To be done> Restate the whole of the material. Keep every word, and drop the pictures.

Dataset excerpts>
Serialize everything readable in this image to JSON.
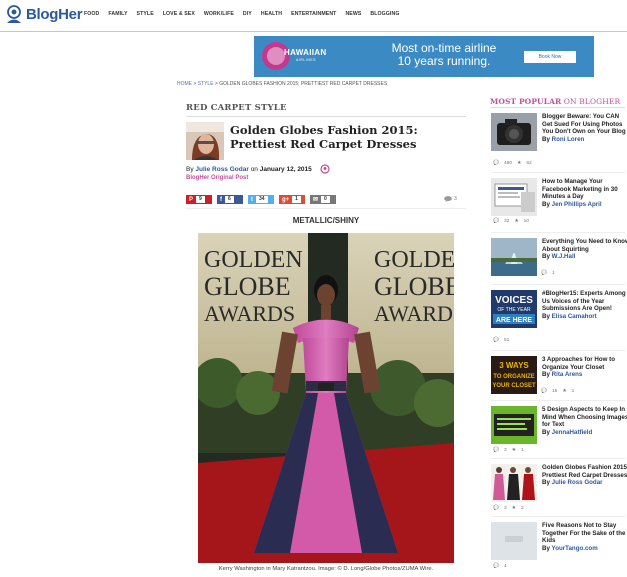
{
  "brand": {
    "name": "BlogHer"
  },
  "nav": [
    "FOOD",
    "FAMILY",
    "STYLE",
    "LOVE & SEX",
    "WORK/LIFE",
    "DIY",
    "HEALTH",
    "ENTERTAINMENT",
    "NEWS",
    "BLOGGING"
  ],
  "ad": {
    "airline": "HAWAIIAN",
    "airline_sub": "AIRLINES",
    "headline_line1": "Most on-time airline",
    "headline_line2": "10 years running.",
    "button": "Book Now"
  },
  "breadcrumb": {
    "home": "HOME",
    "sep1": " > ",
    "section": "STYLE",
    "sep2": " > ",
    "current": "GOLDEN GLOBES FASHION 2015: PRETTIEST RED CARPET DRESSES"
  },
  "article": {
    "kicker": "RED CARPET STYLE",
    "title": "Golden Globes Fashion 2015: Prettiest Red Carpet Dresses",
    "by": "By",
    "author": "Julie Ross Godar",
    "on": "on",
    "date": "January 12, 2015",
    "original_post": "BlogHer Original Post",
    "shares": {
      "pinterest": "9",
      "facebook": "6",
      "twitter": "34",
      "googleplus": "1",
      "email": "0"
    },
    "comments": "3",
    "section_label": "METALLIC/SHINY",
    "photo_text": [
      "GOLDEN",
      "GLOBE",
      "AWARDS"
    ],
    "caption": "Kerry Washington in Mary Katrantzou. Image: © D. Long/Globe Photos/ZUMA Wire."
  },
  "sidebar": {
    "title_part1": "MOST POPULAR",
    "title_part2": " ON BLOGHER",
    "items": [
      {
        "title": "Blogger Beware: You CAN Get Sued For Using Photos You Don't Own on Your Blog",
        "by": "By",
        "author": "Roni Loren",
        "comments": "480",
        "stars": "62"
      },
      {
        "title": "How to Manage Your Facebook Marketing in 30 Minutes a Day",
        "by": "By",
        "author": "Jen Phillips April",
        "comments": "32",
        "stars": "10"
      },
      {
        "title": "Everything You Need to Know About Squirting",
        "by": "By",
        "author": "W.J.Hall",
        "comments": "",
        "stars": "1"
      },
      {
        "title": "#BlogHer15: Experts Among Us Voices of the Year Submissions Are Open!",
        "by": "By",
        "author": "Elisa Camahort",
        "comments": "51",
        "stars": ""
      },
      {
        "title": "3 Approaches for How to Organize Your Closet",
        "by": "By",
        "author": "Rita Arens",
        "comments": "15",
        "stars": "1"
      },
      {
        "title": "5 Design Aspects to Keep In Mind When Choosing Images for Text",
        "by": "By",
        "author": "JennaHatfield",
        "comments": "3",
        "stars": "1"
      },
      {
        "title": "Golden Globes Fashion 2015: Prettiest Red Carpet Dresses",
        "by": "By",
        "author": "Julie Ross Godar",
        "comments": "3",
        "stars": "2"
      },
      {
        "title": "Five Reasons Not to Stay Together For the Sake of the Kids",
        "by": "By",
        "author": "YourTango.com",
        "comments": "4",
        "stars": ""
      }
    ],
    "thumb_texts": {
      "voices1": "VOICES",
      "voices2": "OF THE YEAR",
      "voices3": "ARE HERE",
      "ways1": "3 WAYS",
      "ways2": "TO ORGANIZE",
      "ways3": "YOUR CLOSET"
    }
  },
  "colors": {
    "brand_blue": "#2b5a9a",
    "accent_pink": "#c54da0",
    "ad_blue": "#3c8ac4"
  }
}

Full output>
Serialize everything readable in this image to JSON.
{
  "brand": {
    "name": "BlogHer"
  },
  "nav": [
    "FOOD",
    "FAMILY",
    "STYLE",
    "LOVE & SEX",
    "WORK/LIFE",
    "DIY",
    "HEALTH",
    "ENTERTAINMENT",
    "NEWS",
    "BLOGGING"
  ],
  "ad": {
    "airline": "HAWAIIAN",
    "airline_sub": "AIRLINES",
    "headline_line1": "Most on-time airline",
    "headline_line2": "10 years running.",
    "button": "Book Now"
  },
  "breadcrumb": {
    "home": "HOME",
    "sep1": " > ",
    "section": "STYLE",
    "sep2": " > ",
    "current": "GOLDEN GLOBES FASHION 2015: PRETTIEST RED CARPET DRESSES"
  },
  "article": {
    "kicker": "RED CARPET STYLE",
    "title": "Golden Globes Fashion 2015: Prettiest Red Carpet Dresses",
    "by": "By",
    "author": "Julie Ross Godar",
    "on": "on",
    "date": "January 12, 2015",
    "original_post": "BlogHer Original Post",
    "shares": {
      "pinterest": "9",
      "facebook": "6",
      "twitter": "34",
      "googleplus": "1",
      "email": "0"
    },
    "comments": "3",
    "section_label": "METALLIC/SHINY",
    "photo_text": [
      "GOLDEN",
      "GLOBE",
      "AWARDS"
    ],
    "caption": "Kerry Washington in Mary Katrantzou. Image: © D. Long/Globe Photos/ZUMA Wire."
  },
  "sidebar": {
    "title_part1": "MOST POPULAR",
    "title_part2": " ON BLOGHER",
    "items": [
      {
        "title": "Blogger Beware: You CAN Get Sued For Using Photos You Don't Own on Your Blog",
        "by": "By",
        "author": "Roni Loren",
        "comments": "480",
        "stars": "62"
      },
      {
        "title": "How to Manage Your Facebook Marketing in 30 Minutes a Day",
        "by": "By",
        "author": "Jen Phillips April",
        "comments": "32",
        "stars": "10"
      },
      {
        "title": "Everything You Need to Know About Squirting",
        "by": "By",
        "author": "W.J.Hall",
        "comments": "",
        "stars": "1"
      },
      {
        "title": "#BlogHer15: Experts Among Us Voices of the Year Submissions Are Open!",
        "by": "By",
        "author": "Elisa Camahort",
        "comments": "51",
        "stars": ""
      },
      {
        "title": "3 Approaches for How to Organize Your Closet",
        "by": "By",
        "author": "Rita Arens",
        "comments": "15",
        "stars": "1"
      },
      {
        "title": "5 Design Aspects to Keep In Mind When Choosing Images for Text",
        "by": "By",
        "author": "JennaHatfield",
        "comments": "3",
        "stars": "1"
      },
      {
        "title": "Golden Globes Fashion 2015: Prettiest Red Carpet Dresses",
        "by": "By",
        "author": "Julie Ross Godar",
        "comments": "3",
        "stars": "2"
      },
      {
        "title": "Five Reasons Not to Stay Together For the Sake of the Kids",
        "by": "By",
        "author": "YourTango.com",
        "comments": "4",
        "stars": ""
      }
    ],
    "thumb_texts": {
      "voices1": "VOICES",
      "voices2": "OF THE YEAR",
      "voices3": "ARE HERE",
      "ways1": "3 WAYS",
      "ways2": "TO ORGANIZE",
      "ways3": "YOUR CLOSET"
    }
  },
  "colors": {
    "brand_blue": "#2b5a9a",
    "accent_pink": "#c54da0",
    "ad_blue": "#3c8ac4"
  }
}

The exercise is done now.